# Directions
Print the entries verbatim, leaving out the images they contain.

** Begin Data supplied **

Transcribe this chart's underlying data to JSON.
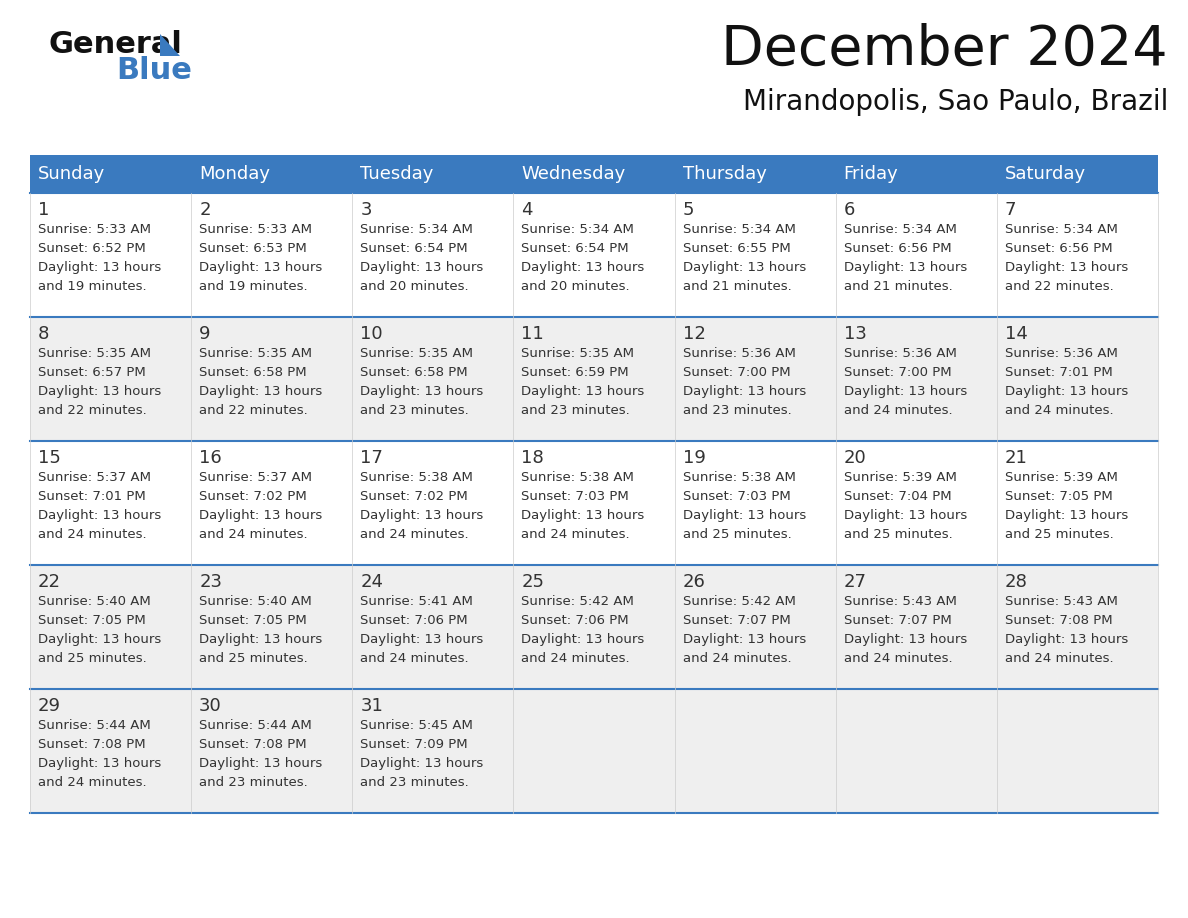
{
  "title": "December 2024",
  "subtitle": "Mirandopolis, Sao Paulo, Brazil",
  "header_color": "#3a7abf",
  "header_text_color": "#ffffff",
  "day_names": [
    "Sunday",
    "Monday",
    "Tuesday",
    "Wednesday",
    "Thursday",
    "Friday",
    "Saturday"
  ],
  "bg_color": "#ffffff",
  "row_bg": [
    "#ffffff",
    "#eeeeee",
    "#ffffff",
    "#eeeeee",
    "#eeeeee"
  ],
  "border_color": "#3a7abf",
  "text_color": "#333333",
  "days": [
    {
      "day": 1,
      "col": 0,
      "row": 0,
      "sunrise": "5:33 AM",
      "sunset": "6:52 PM",
      "daylight": "13 hours and 19 minutes."
    },
    {
      "day": 2,
      "col": 1,
      "row": 0,
      "sunrise": "5:33 AM",
      "sunset": "6:53 PM",
      "daylight": "13 hours and 19 minutes."
    },
    {
      "day": 3,
      "col": 2,
      "row": 0,
      "sunrise": "5:34 AM",
      "sunset": "6:54 PM",
      "daylight": "13 hours and 20 minutes."
    },
    {
      "day": 4,
      "col": 3,
      "row": 0,
      "sunrise": "5:34 AM",
      "sunset": "6:54 PM",
      "daylight": "13 hours and 20 minutes."
    },
    {
      "day": 5,
      "col": 4,
      "row": 0,
      "sunrise": "5:34 AM",
      "sunset": "6:55 PM",
      "daylight": "13 hours and 21 minutes."
    },
    {
      "day": 6,
      "col": 5,
      "row": 0,
      "sunrise": "5:34 AM",
      "sunset": "6:56 PM",
      "daylight": "13 hours and 21 minutes."
    },
    {
      "day": 7,
      "col": 6,
      "row": 0,
      "sunrise": "5:34 AM",
      "sunset": "6:56 PM",
      "daylight": "13 hours and 22 minutes."
    },
    {
      "day": 8,
      "col": 0,
      "row": 1,
      "sunrise": "5:35 AM",
      "sunset": "6:57 PM",
      "daylight": "13 hours and 22 minutes."
    },
    {
      "day": 9,
      "col": 1,
      "row": 1,
      "sunrise": "5:35 AM",
      "sunset": "6:58 PM",
      "daylight": "13 hours and 22 minutes."
    },
    {
      "day": 10,
      "col": 2,
      "row": 1,
      "sunrise": "5:35 AM",
      "sunset": "6:58 PM",
      "daylight": "13 hours and 23 minutes."
    },
    {
      "day": 11,
      "col": 3,
      "row": 1,
      "sunrise": "5:35 AM",
      "sunset": "6:59 PM",
      "daylight": "13 hours and 23 minutes."
    },
    {
      "day": 12,
      "col": 4,
      "row": 1,
      "sunrise": "5:36 AM",
      "sunset": "7:00 PM",
      "daylight": "13 hours and 23 minutes."
    },
    {
      "day": 13,
      "col": 5,
      "row": 1,
      "sunrise": "5:36 AM",
      "sunset": "7:00 PM",
      "daylight": "13 hours and 24 minutes."
    },
    {
      "day": 14,
      "col": 6,
      "row": 1,
      "sunrise": "5:36 AM",
      "sunset": "7:01 PM",
      "daylight": "13 hours and 24 minutes."
    },
    {
      "day": 15,
      "col": 0,
      "row": 2,
      "sunrise": "5:37 AM",
      "sunset": "7:01 PM",
      "daylight": "13 hours and 24 minutes."
    },
    {
      "day": 16,
      "col": 1,
      "row": 2,
      "sunrise": "5:37 AM",
      "sunset": "7:02 PM",
      "daylight": "13 hours and 24 minutes."
    },
    {
      "day": 17,
      "col": 2,
      "row": 2,
      "sunrise": "5:38 AM",
      "sunset": "7:02 PM",
      "daylight": "13 hours and 24 minutes."
    },
    {
      "day": 18,
      "col": 3,
      "row": 2,
      "sunrise": "5:38 AM",
      "sunset": "7:03 PM",
      "daylight": "13 hours and 24 minutes."
    },
    {
      "day": 19,
      "col": 4,
      "row": 2,
      "sunrise": "5:38 AM",
      "sunset": "7:03 PM",
      "daylight": "13 hours and 25 minutes."
    },
    {
      "day": 20,
      "col": 5,
      "row": 2,
      "sunrise": "5:39 AM",
      "sunset": "7:04 PM",
      "daylight": "13 hours and 25 minutes."
    },
    {
      "day": 21,
      "col": 6,
      "row": 2,
      "sunrise": "5:39 AM",
      "sunset": "7:05 PM",
      "daylight": "13 hours and 25 minutes."
    },
    {
      "day": 22,
      "col": 0,
      "row": 3,
      "sunrise": "5:40 AM",
      "sunset": "7:05 PM",
      "daylight": "13 hours and 25 minutes."
    },
    {
      "day": 23,
      "col": 1,
      "row": 3,
      "sunrise": "5:40 AM",
      "sunset": "7:05 PM",
      "daylight": "13 hours and 25 minutes."
    },
    {
      "day": 24,
      "col": 2,
      "row": 3,
      "sunrise": "5:41 AM",
      "sunset": "7:06 PM",
      "daylight": "13 hours and 24 minutes."
    },
    {
      "day": 25,
      "col": 3,
      "row": 3,
      "sunrise": "5:42 AM",
      "sunset": "7:06 PM",
      "daylight": "13 hours and 24 minutes."
    },
    {
      "day": 26,
      "col": 4,
      "row": 3,
      "sunrise": "5:42 AM",
      "sunset": "7:07 PM",
      "daylight": "13 hours and 24 minutes."
    },
    {
      "day": 27,
      "col": 5,
      "row": 3,
      "sunrise": "5:43 AM",
      "sunset": "7:07 PM",
      "daylight": "13 hours and 24 minutes."
    },
    {
      "day": 28,
      "col": 6,
      "row": 3,
      "sunrise": "5:43 AM",
      "sunset": "7:08 PM",
      "daylight": "13 hours and 24 minutes."
    },
    {
      "day": 29,
      "col": 0,
      "row": 4,
      "sunrise": "5:44 AM",
      "sunset": "7:08 PM",
      "daylight": "13 hours and 24 minutes."
    },
    {
      "day": 30,
      "col": 1,
      "row": 4,
      "sunrise": "5:44 AM",
      "sunset": "7:08 PM",
      "daylight": "13 hours and 23 minutes."
    },
    {
      "day": 31,
      "col": 2,
      "row": 4,
      "sunrise": "5:45 AM",
      "sunset": "7:09 PM",
      "daylight": "13 hours and 23 minutes."
    }
  ]
}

** End Data supplied **

# Expected answer
Transcribe this chart's underlying data to JSON.
{
  "title": "December 2024",
  "subtitle": "Mirandopolis, Sao Paulo, Brazil",
  "header_color": "#3a7abf",
  "header_text_color": "#ffffff",
  "day_names": [
    "Sunday",
    "Monday",
    "Tuesday",
    "Wednesday",
    "Thursday",
    "Friday",
    "Saturday"
  ],
  "bg_color": "#ffffff",
  "row_bg": [
    "#ffffff",
    "#eeeeee",
    "#ffffff",
    "#eeeeee",
    "#eeeeee"
  ],
  "border_color": "#3a7abf",
  "text_color": "#333333",
  "days": [
    {
      "day": 1,
      "col": 0,
      "row": 0,
      "sunrise": "5:33 AM",
      "sunset": "6:52 PM",
      "daylight": "13 hours and 19 minutes."
    },
    {
      "day": 2,
      "col": 1,
      "row": 0,
      "sunrise": "5:33 AM",
      "sunset": "6:53 PM",
      "daylight": "13 hours and 19 minutes."
    },
    {
      "day": 3,
      "col": 2,
      "row": 0,
      "sunrise": "5:34 AM",
      "sunset": "6:54 PM",
      "daylight": "13 hours and 20 minutes."
    },
    {
      "day": 4,
      "col": 3,
      "row": 0,
      "sunrise": "5:34 AM",
      "sunset": "6:54 PM",
      "daylight": "13 hours and 20 minutes."
    },
    {
      "day": 5,
      "col": 4,
      "row": 0,
      "sunrise": "5:34 AM",
      "sunset": "6:55 PM",
      "daylight": "13 hours and 21 minutes."
    },
    {
      "day": 6,
      "col": 5,
      "row": 0,
      "sunrise": "5:34 AM",
      "sunset": "6:56 PM",
      "daylight": "13 hours and 21 minutes."
    },
    {
      "day": 7,
      "col": 6,
      "row": 0,
      "sunrise": "5:34 AM",
      "sunset": "6:56 PM",
      "daylight": "13 hours and 22 minutes."
    },
    {
      "day": 8,
      "col": 0,
      "row": 1,
      "sunrise": "5:35 AM",
      "sunset": "6:57 PM",
      "daylight": "13 hours and 22 minutes."
    },
    {
      "day": 9,
      "col": 1,
      "row": 1,
      "sunrise": "5:35 AM",
      "sunset": "6:58 PM",
      "daylight": "13 hours and 22 minutes."
    },
    {
      "day": 10,
      "col": 2,
      "row": 1,
      "sunrise": "5:35 AM",
      "sunset": "6:58 PM",
      "daylight": "13 hours and 23 minutes."
    },
    {
      "day": 11,
      "col": 3,
      "row": 1,
      "sunrise": "5:35 AM",
      "sunset": "6:59 PM",
      "daylight": "13 hours and 23 minutes."
    },
    {
      "day": 12,
      "col": 4,
      "row": 1,
      "sunrise": "5:36 AM",
      "sunset": "7:00 PM",
      "daylight": "13 hours and 23 minutes."
    },
    {
      "day": 13,
      "col": 5,
      "row": 1,
      "sunrise": "5:36 AM",
      "sunset": "7:00 PM",
      "daylight": "13 hours and 24 minutes."
    },
    {
      "day": 14,
      "col": 6,
      "row": 1,
      "sunrise": "5:36 AM",
      "sunset": "7:01 PM",
      "daylight": "13 hours and 24 minutes."
    },
    {
      "day": 15,
      "col": 0,
      "row": 2,
      "sunrise": "5:37 AM",
      "sunset": "7:01 PM",
      "daylight": "13 hours and 24 minutes."
    },
    {
      "day": 16,
      "col": 1,
      "row": 2,
      "sunrise": "5:37 AM",
      "sunset": "7:02 PM",
      "daylight": "13 hours and 24 minutes."
    },
    {
      "day": 17,
      "col": 2,
      "row": 2,
      "sunrise": "5:38 AM",
      "sunset": "7:02 PM",
      "daylight": "13 hours and 24 minutes."
    },
    {
      "day": 18,
      "col": 3,
      "row": 2,
      "sunrise": "5:38 AM",
      "sunset": "7:03 PM",
      "daylight": "13 hours and 24 minutes."
    },
    {
      "day": 19,
      "col": 4,
      "row": 2,
      "sunrise": "5:38 AM",
      "sunset": "7:03 PM",
      "daylight": "13 hours and 25 minutes."
    },
    {
      "day": 20,
      "col": 5,
      "row": 2,
      "sunrise": "5:39 AM",
      "sunset": "7:04 PM",
      "daylight": "13 hours and 25 minutes."
    },
    {
      "day": 21,
      "col": 6,
      "row": 2,
      "sunrise": "5:39 AM",
      "sunset": "7:05 PM",
      "daylight": "13 hours and 25 minutes."
    },
    {
      "day": 22,
      "col": 0,
      "row": 3,
      "sunrise": "5:40 AM",
      "sunset": "7:05 PM",
      "daylight": "13 hours and 25 minutes."
    },
    {
      "day": 23,
      "col": 1,
      "row": 3,
      "sunrise": "5:40 AM",
      "sunset": "7:05 PM",
      "daylight": "13 hours and 25 minutes."
    },
    {
      "day": 24,
      "col": 2,
      "row": 3,
      "sunrise": "5:41 AM",
      "sunset": "7:06 PM",
      "daylight": "13 hours and 24 minutes."
    },
    {
      "day": 25,
      "col": 3,
      "row": 3,
      "sunrise": "5:42 AM",
      "sunset": "7:06 PM",
      "daylight": "13 hours and 24 minutes."
    },
    {
      "day": 26,
      "col": 4,
      "row": 3,
      "sunrise": "5:42 AM",
      "sunset": "7:07 PM",
      "daylight": "13 hours and 24 minutes."
    },
    {
      "day": 27,
      "col": 5,
      "row": 3,
      "sunrise": "5:43 AM",
      "sunset": "7:07 PM",
      "daylight": "13 hours and 24 minutes."
    },
    {
      "day": 28,
      "col": 6,
      "row": 3,
      "sunrise": "5:43 AM",
      "sunset": "7:08 PM",
      "daylight": "13 hours and 24 minutes."
    },
    {
      "day": 29,
      "col": 0,
      "row": 4,
      "sunrise": "5:44 AM",
      "sunset": "7:08 PM",
      "daylight": "13 hours and 24 minutes."
    },
    {
      "day": 30,
      "col": 1,
      "row": 4,
      "sunrise": "5:44 AM",
      "sunset": "7:08 PM",
      "daylight": "13 hours and 23 minutes."
    },
    {
      "day": 31,
      "col": 2,
      "row": 4,
      "sunrise": "5:45 AM",
      "sunset": "7:09 PM",
      "daylight": "13 hours and 23 minutes."
    }
  ]
}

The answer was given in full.